■ **Written exercise**: Filter the entries below, keeping only lines with the word "Raja".

■ **Record list**:
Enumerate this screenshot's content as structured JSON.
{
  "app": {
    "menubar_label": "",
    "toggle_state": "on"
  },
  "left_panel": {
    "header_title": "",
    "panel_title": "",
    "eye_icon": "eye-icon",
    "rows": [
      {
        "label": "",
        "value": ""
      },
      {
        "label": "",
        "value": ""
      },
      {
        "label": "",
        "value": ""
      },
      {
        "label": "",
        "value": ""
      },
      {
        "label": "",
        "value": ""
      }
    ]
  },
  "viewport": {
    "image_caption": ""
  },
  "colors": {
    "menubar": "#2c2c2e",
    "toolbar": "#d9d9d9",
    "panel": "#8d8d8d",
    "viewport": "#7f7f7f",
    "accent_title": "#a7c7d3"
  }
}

---

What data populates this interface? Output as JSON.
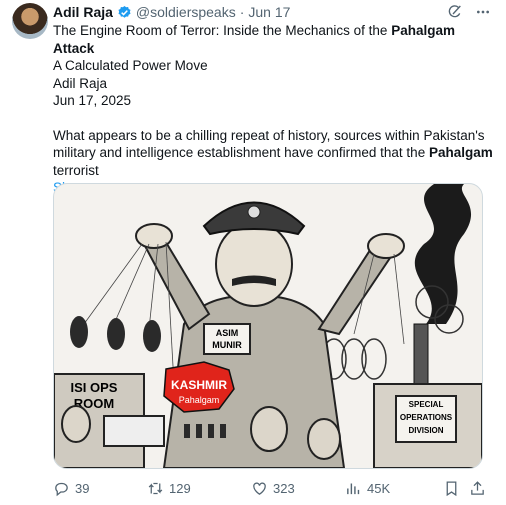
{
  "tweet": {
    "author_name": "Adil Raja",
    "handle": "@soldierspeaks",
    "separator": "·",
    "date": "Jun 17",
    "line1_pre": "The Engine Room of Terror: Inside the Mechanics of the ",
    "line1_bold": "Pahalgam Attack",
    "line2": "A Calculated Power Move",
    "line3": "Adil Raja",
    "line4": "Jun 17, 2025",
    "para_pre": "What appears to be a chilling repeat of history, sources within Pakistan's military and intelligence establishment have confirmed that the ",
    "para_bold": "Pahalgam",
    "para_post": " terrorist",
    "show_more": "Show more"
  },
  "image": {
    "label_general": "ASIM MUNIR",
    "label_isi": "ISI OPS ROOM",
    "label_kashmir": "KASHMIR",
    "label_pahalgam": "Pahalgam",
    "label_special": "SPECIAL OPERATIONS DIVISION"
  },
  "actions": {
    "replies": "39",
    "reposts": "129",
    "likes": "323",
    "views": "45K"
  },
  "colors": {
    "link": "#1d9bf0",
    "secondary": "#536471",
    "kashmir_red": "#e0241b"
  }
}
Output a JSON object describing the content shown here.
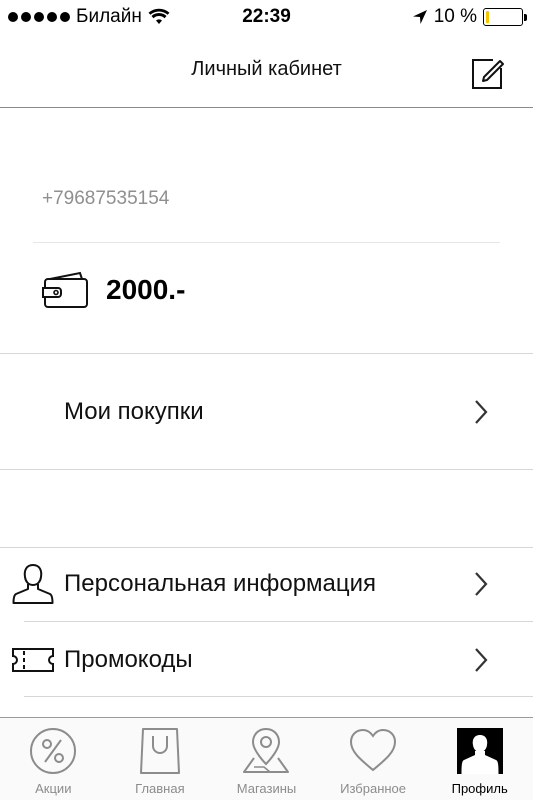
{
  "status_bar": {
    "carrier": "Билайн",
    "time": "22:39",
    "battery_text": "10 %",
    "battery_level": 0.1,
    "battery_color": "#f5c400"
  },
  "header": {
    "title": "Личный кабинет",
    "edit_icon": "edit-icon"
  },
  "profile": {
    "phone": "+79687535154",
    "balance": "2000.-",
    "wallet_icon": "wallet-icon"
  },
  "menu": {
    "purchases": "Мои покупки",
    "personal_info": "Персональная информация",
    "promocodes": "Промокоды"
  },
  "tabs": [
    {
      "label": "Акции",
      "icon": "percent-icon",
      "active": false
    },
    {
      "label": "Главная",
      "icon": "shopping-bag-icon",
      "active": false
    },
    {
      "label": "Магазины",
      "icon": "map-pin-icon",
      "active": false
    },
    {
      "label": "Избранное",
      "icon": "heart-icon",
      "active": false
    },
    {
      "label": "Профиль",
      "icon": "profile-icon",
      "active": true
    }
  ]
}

---

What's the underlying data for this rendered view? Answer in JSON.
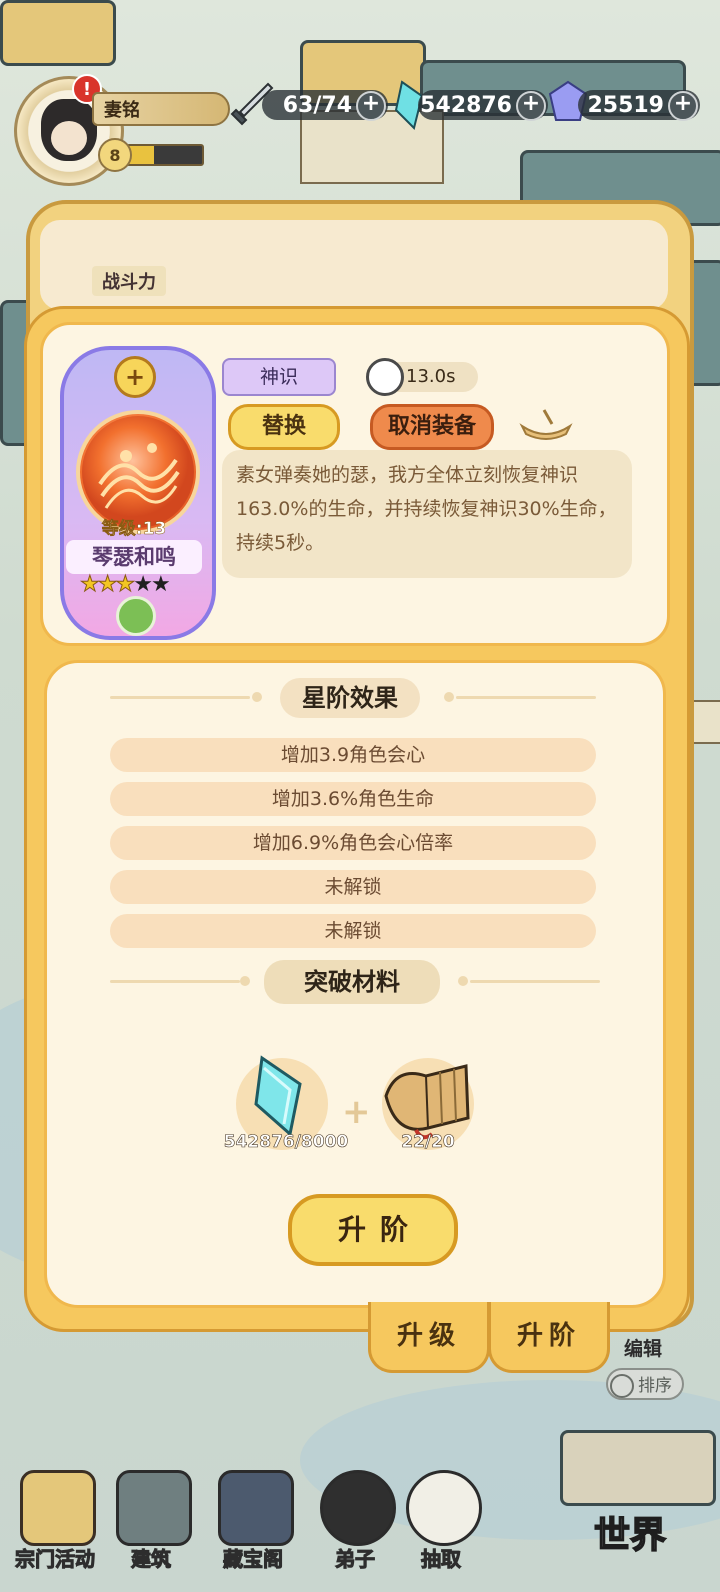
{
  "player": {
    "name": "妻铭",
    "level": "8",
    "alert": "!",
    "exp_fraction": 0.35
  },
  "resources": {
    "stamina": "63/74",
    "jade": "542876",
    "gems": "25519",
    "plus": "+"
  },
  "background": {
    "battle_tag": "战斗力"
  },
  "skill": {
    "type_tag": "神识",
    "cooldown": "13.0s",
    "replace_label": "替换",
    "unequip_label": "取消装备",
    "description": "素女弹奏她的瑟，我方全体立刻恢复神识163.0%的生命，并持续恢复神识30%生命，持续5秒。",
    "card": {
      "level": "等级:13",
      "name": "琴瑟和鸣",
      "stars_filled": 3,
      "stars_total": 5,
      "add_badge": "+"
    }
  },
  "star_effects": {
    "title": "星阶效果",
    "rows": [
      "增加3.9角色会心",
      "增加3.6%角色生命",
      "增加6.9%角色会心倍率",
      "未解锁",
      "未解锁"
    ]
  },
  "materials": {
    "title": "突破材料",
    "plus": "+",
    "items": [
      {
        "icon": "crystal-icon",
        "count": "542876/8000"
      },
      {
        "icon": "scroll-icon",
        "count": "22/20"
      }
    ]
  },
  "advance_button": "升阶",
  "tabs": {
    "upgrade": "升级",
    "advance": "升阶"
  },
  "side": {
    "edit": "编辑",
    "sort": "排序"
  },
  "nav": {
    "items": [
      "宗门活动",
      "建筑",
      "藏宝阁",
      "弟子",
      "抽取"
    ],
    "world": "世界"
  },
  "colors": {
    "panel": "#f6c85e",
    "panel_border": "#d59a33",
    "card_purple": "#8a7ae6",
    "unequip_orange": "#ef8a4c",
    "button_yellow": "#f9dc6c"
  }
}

■ **Problem solution**:
    "author_name": "Adil Raja",
    "line3": "Adil Raja",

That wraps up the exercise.